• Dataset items
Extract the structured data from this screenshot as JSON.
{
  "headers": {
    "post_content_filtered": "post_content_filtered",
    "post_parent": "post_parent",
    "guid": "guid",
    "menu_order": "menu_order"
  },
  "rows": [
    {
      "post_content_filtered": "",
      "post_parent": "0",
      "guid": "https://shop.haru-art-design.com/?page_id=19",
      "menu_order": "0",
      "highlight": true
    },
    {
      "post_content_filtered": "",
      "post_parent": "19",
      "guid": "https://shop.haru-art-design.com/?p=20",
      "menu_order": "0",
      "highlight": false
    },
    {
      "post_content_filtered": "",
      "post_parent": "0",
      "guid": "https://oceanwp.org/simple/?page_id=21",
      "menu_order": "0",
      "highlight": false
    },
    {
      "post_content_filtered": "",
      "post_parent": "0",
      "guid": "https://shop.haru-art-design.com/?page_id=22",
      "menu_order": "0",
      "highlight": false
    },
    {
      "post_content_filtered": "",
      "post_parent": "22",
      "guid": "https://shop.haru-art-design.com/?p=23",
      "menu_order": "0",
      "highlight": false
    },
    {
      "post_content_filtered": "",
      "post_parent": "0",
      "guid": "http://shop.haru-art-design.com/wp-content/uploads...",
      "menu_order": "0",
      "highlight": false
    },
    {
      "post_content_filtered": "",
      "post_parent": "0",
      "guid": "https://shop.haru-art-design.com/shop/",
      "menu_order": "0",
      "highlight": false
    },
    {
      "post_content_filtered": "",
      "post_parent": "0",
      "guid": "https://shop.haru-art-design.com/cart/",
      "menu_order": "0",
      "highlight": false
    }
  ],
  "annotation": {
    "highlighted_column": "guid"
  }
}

• REQUIREMENT
Look through the entries above; copy every line holding the string "guid".

• OUTPUT
    "guid": "guid",
      "guid": "https://shop.haru-art-design.com/?page_id=19",
      "guid": "https://shop.haru-art-design.com/?p=20",
      "guid": "https://oceanwp.org/simple/?page_id=21",
      "guid": "https://shop.haru-art-design.com/?page_id=22",
      "guid": "https://shop.haru-art-design.com/?p=23",
      "guid": "http://shop.haru-art-design.com/wp-content/uploads...",
      "guid": "https://shop.haru-art-design.com/shop/",
      "guid": "https://shop.haru-art-design.com/cart/",
    "highlighted_column": "guid"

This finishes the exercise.